## START

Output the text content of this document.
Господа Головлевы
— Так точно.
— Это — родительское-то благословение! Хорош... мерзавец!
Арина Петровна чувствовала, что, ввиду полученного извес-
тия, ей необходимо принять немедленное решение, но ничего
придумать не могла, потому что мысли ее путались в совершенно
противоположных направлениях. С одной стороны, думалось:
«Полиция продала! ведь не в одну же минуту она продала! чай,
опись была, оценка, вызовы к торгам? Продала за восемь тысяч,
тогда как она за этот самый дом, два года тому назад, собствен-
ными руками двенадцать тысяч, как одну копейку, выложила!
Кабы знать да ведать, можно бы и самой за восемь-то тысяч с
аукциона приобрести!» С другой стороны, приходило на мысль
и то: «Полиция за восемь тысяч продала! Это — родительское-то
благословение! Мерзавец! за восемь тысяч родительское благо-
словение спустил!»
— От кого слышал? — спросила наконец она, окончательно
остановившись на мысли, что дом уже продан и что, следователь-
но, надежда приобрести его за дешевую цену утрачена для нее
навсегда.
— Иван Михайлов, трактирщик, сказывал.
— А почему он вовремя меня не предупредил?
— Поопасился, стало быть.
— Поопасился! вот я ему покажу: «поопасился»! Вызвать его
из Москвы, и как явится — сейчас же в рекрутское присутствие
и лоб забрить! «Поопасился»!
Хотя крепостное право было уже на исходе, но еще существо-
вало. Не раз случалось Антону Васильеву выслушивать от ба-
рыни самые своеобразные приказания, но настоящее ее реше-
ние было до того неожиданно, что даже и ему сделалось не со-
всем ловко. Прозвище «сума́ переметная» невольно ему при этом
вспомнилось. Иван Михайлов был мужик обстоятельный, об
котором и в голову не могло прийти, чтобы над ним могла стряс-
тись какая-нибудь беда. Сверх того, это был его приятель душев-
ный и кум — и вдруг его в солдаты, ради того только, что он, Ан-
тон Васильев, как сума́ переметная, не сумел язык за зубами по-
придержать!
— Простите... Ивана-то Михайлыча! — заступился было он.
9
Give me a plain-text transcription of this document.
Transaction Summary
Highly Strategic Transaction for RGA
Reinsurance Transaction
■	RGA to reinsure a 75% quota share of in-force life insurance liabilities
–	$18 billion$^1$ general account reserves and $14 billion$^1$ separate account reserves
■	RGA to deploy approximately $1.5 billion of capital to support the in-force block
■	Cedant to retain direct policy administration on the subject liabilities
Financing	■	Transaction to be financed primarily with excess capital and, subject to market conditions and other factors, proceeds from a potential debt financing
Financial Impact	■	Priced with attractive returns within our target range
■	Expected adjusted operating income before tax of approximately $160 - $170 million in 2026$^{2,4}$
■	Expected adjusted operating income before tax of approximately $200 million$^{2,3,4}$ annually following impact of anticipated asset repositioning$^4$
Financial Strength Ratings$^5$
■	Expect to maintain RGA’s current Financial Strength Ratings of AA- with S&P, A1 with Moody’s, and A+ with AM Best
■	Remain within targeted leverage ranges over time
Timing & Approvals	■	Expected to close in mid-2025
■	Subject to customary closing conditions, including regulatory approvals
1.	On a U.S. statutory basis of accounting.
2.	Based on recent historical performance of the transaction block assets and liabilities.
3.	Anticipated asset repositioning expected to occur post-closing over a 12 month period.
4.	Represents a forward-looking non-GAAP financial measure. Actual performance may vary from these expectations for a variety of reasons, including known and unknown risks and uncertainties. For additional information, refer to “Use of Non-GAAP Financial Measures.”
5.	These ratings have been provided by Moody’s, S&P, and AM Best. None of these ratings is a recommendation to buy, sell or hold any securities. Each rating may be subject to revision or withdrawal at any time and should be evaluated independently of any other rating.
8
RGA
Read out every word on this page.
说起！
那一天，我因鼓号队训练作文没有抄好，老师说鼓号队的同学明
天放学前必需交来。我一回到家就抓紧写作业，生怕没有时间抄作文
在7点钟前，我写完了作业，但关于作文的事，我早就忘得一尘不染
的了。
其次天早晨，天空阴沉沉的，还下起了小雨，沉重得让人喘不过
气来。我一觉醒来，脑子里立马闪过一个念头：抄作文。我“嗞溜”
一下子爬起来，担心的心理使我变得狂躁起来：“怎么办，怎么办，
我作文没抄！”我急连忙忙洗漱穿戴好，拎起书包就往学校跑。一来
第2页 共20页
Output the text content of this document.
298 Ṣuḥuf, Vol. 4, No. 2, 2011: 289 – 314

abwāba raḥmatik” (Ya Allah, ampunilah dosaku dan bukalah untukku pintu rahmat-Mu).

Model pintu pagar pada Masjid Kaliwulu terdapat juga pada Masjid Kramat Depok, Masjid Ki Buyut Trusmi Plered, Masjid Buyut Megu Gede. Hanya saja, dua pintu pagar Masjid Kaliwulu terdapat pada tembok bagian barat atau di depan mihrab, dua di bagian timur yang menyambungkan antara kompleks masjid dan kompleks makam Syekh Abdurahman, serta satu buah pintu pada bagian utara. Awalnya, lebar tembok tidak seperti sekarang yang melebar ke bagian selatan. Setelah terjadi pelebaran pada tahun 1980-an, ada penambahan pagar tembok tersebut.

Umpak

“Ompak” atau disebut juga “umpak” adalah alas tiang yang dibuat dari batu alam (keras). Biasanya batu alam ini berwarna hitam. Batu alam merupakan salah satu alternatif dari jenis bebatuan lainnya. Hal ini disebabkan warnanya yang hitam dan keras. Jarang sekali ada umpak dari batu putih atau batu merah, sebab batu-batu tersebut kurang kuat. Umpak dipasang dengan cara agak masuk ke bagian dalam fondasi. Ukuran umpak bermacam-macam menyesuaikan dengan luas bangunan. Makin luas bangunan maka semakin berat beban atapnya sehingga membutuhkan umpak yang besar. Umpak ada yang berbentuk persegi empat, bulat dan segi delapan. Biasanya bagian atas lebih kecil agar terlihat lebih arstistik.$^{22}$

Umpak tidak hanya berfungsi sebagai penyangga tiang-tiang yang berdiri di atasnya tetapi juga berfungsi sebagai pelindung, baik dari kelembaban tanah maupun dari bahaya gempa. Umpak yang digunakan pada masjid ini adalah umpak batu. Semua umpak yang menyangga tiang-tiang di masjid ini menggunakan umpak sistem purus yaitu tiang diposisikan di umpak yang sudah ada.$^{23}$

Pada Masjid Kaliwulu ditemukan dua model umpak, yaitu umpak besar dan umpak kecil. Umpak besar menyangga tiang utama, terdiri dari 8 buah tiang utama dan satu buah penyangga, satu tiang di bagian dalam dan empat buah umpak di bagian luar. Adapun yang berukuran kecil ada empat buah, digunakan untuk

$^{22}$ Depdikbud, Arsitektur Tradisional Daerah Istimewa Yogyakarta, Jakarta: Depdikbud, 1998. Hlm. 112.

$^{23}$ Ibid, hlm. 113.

## END

Task description
Write an exact transcription of every entry above.

Correct response
Output the text content of this document.
Господа Головлевы
— Так точно.
— Это — родительское-то благословение! Хорош... мерзавец!
Арина Петровна чувствовала, что, ввиду полученного извес-
тия, ей необходимо принять немедленное решение, но ничего
придумать не могла, потому что мысли ее путались в совершенно
противоположных направлениях. С одной стороны, думалось:
«Полиция продала! ведь не в одну же минуту она продала! чай,
опись была, оценка, вызовы к торгам? Продала за восемь тысяч,
тогда как она за этот самый дом, два года тому назад, собствен-
ными руками двенадцать тысяч, как одну копейку, выложила!
Кабы знать да ведать, можно бы и самой за восемь-то тысяч с
аукциона приобрести!» С другой стороны, приходило на мысль
и то: «Полиция за восемь тысяч продала! Это — родительское-то
благословение! Мерзавец! за восемь тысяч родительское благо-
словение спустил!»
— От кого слышал? — спросила наконец она, окончательно
остановившись на мысли, что дом уже продан и что, следователь-
но, надежда приобрести его за дешевую цену утрачена для нее
навсегда.
— Иван Михайлов, трактирщик, сказывал.
— А почему он вовремя меня не предупредил?
— Поопасился, стало быть.
— Поопасился! вот я ему покажу: «поопасился»! Вызвать его
из Москвы, и как явится — сейчас же в рекрутское присутствие
и лоб забрить! «Поопасился»!
Хотя крепостное право было уже на исходе, но еще существо-
вало. Не раз случалось Антону Васильеву выслушивать от ба-
рыни самые своеобразные приказания, но настоящее ее реше-
ние было до того неожиданно, что даже и ему сделалось не со-
всем ловко. Прозвище «сума́ переметная» невольно ему при этом
вспомнилось. Иван Михайлов был мужик обстоятельный, об
котором и в голову не могло прийти, чтобы над ним могла стряс-
тись какая-нибудь беда. Сверх того, это был его приятель душев-
ный и кум — и вдруг его в солдаты, ради того только, что он, Ан-
тон Васильев, как сума́ переметная, не сумел язык за зубами по-
придержать!
— Простите... Ивана-то Михайлыча! — заступился было он.
9
Give me a plain-text transcription of this document.
Transaction Summary
Highly Strategic Transaction for RGA
Reinsurance Transaction
■	RGA to reinsure a 75% quota share of in-force life insurance liabilities
–	$18 billion$^1$ general account reserves and $14 billion$^1$ separate account reserves
■	RGA to deploy approximately $1.5 billion of capital to support the in-force block
■	Cedant to retain direct policy administration on the subject liabilities
Financing	■	Transaction to be financed primarily with excess capital and, subject to market conditions and other factors, proceeds from a potential debt financing
Financial Impact	■	Priced with attractive returns within our target range
■	Expected adjusted operating income before tax of approximately $160 - $170 million in 2026$^{2,4}$
■	Expected adjusted operating income before tax of approximately $200 million$^{2,3,4}$ annually following impact of anticipated asset repositioning$^4$
Financial Strength Ratings$^5$
■	Expect to maintain RGA’s current Financial Strength Ratings of AA- with S&P, A1 with Moody’s, and A+ with AM Best
■	Remain within targeted leverage ranges over time
Timing & Approvals	■	Expected to close in mid-2025
■	Subject to customary closing conditions, including regulatory approvals
1.	On a U.S. statutory basis of accounting.
2.	Based on recent historical performance of the transaction block assets and liabilities.
3.	Anticipated asset repositioning expected to occur post-closing over a 12 month period.
4.	Represents a forward-looking non-GAAP financial measure. Actual performance may vary from these expectations for a variety of reasons, including known and unknown risks and uncertainties. For additional information, refer to “Use of Non-GAAP Financial Measures.”
5.	These ratings have been provided by Moody’s, S&P, and AM Best. None of these ratings is a recommendation to buy, sell or hold any securities. Each rating may be subject to revision or withdrawal at any time and should be evaluated independently of any other rating.
8
RGA
Read out every word on this page.
说起！
那一天，我因鼓号队训练作文没有抄好，老师说鼓号队的同学明
天放学前必需交来。我一回到家就抓紧写作业，生怕没有时间抄作文
在7点钟前，我写完了作业，但关于作文的事，我早就忘得一尘不染
的了。
其次天早晨，天空阴沉沉的，还下起了小雨，沉重得让人喘不过
气来。我一觉醒来，脑子里立马闪过一个念头：抄作文。我“嗞溜”
一下子爬起来，担心的心理使我变得狂躁起来：“怎么办，怎么办，
我作文没抄！”我急连忙忙洗漱穿戴好，拎起书包就往学校跑。一来
第2页 共20页
Output the text content of this document.
298 Ṣuḥuf, Vol. 4, No. 2, 2011: 289 – 314

abwāba raḥmatik” (Ya Allah, ampunilah dosaku dan bukalah untukku pintu rahmat-Mu).

Model pintu pagar pada Masjid Kaliwulu terdapat juga pada Masjid Kramat Depok, Masjid Ki Buyut Trusmi Plered, Masjid Buyut Megu Gede. Hanya saja, dua pintu pagar Masjid Kaliwulu terdapat pada tembok bagian barat atau di depan mihrab, dua di bagian timur yang menyambungkan antara kompleks masjid dan kompleks makam Syekh Abdurahman, serta satu buah pintu pada bagian utara. Awalnya, lebar tembok tidak seperti sekarang yang melebar ke bagian selatan. Setelah terjadi pelebaran pada tahun 1980-an, ada penambahan pagar tembok tersebut.

Umpak

“Ompak” atau disebut juga “umpak” adalah alas tiang yang dibuat dari batu alam (keras). Biasanya batu alam ini berwarna hitam. Batu alam merupakan salah satu alternatif dari jenis bebatuan lainnya. Hal ini disebabkan warnanya yang hitam dan keras. Jarang sekali ada umpak dari batu putih atau batu merah, sebab batu-batu tersebut kurang kuat. Umpak dipasang dengan cara agak masuk ke bagian dalam fondasi. Ukuran umpak bermacam-macam menyesuaikan dengan luas bangunan. Makin luas bangunan maka semakin berat beban atapnya sehingga membutuhkan umpak yang besar. Umpak ada yang berbentuk persegi empat, bulat dan segi delapan. Biasanya bagian atas lebih kecil agar terlihat lebih arstistik.$^{22}$

Umpak tidak hanya berfungsi sebagai penyangga tiang-tiang yang berdiri di atasnya tetapi juga berfungsi sebagai pelindung, baik dari kelembaban tanah maupun dari bahaya gempa. Umpak yang digunakan pada masjid ini adalah umpak batu. Semua umpak yang menyangga tiang-tiang di masjid ini menggunakan umpak sistem purus yaitu tiang diposisikan di umpak yang sudah ada.$^{23}$

Pada Masjid Kaliwulu ditemukan dua model umpak, yaitu umpak besar dan umpak kecil. Umpak besar menyangga tiang utama, terdiri dari 8 buah tiang utama dan satu buah penyangga, satu tiang di bagian dalam dan empat buah umpak di bagian luar. Adapun yang berukuran kecil ada empat buah, digunakan untuk

$^{22}$ Depdikbud, Arsitektur Tradisional Daerah Istimewa Yogyakarta, Jakarta: Depdikbud, 1998. Hlm. 112.

$^{23}$ Ibid, hlm. 113.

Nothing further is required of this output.